━━ TESTO DI STUDIO

Mariana vai a vedere il sito arte.tv potrai trovare gratis le trasmissioni piu recenti della rete (il servizio si chiama arte+7). Ogni sera, alle 20.15, seguo "les aventures culinaires de sarah wiener", una simpatica cuoca austriaca che fa un giro di francia alla ricerca delle ricette di cucina le piu gustose (dopo la diffusione la video è disponibile sul sito durante 6 giorni)

ciao, Alex

dragor

SHARON

Considerato il target, non c'è altro da aspettarsi...

MARIANNA

Alex mi ha battuto sul tempo. Segui il suo consiglio, sul sito ARTE TV c'è tutto.

ALEX

Un grand merci!

Ciao a tutti, buona domenica

dragor (journal intime)

marianna

Caro Dragor ringrazio Alex per l'informazione.Ho trovato ed inserito subito su preferiti.Grazie ancora Marianna.

tesea

Caro Dragor,
una curiosità a proposito della ricezione dei programmi Rai Uno in Francia: con il pagamento del canone come la mettete?
Tesea

Gian Contardo

Caro Dragor, consolati: Rai Due è peggio.

Io per le informazioni guardo il televideo; è un bel po' che sto alla larga dai telegiornali.

Con una sola eccezione: il TG3 delle 14.30 (ovviamente solo di sabato e domenica, perché lavoro) e solo la settimana in cui lo conduce Maria Rosaria De Medici, la donna più bella del mondo!

dragor

Cara Tesea, in Francia a parte il costo dell'abbonamento per il cavo, la parabola o le TV criptate (per chi le vuole) c'è una roba che si chiama redevance (quando si trovano questi nomi, significa che c'è sotto un imbroglio). Sarebbero i soldi che lo Stato esige pe il possesso di un televisore, circa 150 euro all'anno. Siccome non la pagava nessuno, adesso è stata unita alla tassa d'abitazione. E se non hai un televisore? Prima paga, poi dimostralo...

Ciao, a presto

dragor (journal intime)

dragor

Gian Contardo, almeno potete consolarvi con la donna più bella del mondo. Le nostre giornaliste sono tutte dei cessi

dragor (journal intime)

━━━━
━━ REGISTRO DEI DATI

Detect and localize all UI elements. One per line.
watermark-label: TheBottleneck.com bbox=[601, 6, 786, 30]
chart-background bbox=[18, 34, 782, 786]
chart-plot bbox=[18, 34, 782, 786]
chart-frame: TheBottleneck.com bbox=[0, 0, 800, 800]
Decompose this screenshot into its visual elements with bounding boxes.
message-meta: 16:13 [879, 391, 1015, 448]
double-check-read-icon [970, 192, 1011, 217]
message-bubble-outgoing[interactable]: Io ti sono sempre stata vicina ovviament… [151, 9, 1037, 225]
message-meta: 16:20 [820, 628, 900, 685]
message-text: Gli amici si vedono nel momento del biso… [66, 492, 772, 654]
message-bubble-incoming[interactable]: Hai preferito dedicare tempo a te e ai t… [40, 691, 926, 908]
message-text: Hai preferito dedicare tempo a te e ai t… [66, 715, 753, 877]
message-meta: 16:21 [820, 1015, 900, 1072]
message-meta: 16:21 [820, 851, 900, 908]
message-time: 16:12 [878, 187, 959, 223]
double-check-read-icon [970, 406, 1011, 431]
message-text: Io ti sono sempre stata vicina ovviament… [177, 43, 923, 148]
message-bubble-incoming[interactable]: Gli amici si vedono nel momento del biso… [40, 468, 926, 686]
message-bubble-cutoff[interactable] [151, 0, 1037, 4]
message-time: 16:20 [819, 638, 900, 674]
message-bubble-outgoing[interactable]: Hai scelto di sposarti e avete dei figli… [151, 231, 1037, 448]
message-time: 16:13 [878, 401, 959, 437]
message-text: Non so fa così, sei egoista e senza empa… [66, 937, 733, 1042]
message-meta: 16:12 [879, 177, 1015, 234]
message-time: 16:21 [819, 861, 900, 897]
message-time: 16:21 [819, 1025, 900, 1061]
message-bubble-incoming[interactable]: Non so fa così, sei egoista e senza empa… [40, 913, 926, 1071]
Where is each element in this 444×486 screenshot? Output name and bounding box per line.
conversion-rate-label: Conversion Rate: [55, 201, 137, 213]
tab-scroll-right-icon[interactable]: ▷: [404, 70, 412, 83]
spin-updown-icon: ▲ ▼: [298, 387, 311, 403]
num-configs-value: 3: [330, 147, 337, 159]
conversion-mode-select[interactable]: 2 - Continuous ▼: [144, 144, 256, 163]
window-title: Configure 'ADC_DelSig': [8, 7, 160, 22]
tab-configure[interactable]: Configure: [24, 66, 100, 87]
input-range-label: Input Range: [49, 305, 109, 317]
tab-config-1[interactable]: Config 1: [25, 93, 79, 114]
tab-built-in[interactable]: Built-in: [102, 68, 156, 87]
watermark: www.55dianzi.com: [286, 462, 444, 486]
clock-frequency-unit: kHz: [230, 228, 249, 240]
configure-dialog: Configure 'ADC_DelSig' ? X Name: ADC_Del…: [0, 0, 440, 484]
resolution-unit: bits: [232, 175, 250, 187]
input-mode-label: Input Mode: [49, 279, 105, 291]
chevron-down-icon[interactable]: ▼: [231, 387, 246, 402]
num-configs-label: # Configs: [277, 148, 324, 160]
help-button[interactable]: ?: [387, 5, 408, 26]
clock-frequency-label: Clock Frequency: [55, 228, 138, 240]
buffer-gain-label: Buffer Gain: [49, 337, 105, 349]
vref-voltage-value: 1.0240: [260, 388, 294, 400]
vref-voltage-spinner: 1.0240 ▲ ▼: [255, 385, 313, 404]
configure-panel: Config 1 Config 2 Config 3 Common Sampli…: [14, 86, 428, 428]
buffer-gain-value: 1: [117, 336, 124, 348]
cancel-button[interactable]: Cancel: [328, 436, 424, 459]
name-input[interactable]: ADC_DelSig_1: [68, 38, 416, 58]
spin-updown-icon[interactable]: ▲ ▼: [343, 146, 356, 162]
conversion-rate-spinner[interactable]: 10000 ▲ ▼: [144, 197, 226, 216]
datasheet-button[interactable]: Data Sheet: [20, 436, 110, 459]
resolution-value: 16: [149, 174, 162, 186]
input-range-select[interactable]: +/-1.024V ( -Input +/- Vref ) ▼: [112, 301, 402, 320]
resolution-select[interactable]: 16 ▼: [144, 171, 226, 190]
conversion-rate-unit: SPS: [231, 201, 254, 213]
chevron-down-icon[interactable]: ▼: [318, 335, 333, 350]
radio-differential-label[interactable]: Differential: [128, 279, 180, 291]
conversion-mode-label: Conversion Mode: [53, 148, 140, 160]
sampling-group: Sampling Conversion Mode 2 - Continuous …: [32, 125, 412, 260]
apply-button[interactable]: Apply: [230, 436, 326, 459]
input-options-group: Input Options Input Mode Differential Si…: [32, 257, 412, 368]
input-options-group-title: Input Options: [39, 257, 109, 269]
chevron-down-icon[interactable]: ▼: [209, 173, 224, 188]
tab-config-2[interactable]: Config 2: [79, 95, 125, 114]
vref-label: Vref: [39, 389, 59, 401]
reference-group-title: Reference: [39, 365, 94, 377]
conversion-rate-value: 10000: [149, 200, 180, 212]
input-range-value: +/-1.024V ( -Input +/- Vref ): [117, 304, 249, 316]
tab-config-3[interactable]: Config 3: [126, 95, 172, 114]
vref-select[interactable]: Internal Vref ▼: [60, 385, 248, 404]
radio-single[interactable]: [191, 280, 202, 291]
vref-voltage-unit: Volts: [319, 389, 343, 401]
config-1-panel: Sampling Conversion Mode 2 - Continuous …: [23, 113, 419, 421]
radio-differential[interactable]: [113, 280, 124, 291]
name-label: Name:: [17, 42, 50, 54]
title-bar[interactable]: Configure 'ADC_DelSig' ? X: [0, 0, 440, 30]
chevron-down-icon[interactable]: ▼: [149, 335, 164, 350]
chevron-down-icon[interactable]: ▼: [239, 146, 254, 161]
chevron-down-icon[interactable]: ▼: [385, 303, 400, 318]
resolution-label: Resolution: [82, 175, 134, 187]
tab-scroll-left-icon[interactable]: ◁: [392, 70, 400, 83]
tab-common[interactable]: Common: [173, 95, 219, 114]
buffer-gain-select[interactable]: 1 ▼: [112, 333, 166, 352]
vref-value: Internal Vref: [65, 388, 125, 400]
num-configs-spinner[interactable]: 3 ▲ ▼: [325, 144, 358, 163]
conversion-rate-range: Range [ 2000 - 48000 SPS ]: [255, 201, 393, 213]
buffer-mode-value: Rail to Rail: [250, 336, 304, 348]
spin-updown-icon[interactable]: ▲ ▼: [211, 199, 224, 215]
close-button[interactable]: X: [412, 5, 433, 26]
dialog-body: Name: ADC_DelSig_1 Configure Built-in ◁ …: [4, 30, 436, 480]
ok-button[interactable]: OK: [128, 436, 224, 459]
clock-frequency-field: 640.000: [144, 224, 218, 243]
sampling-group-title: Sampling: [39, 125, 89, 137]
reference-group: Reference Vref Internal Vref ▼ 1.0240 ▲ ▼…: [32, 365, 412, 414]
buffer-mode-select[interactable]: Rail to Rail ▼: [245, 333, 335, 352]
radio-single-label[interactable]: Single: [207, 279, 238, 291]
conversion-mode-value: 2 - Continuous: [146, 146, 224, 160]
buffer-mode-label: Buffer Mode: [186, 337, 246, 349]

━━━━

● **IL TUO COMPITO**: Riporta di nuovo il tratto della discussione sui programmi televisivi che va da "Caro Dragor, consolati: Rai" fino a "bella del mondo!", sostituendo "televideo" con "giornale radio".

● **ESERCIZIO SVOLTO**:
Caro Dragor, consolati: Rai Due è peggio.

Io per le informazioni guardo il giornale radio; è un bel po' che sto alla larga dai telegiornali.

Con una sola eccezione: il TG3 delle 14.30 (ovviamente solo di sabato e domenica, perché lavoro) e solo la settimana in cui lo conduce Maria Rosaria De Medici, la donna più bella del mondo!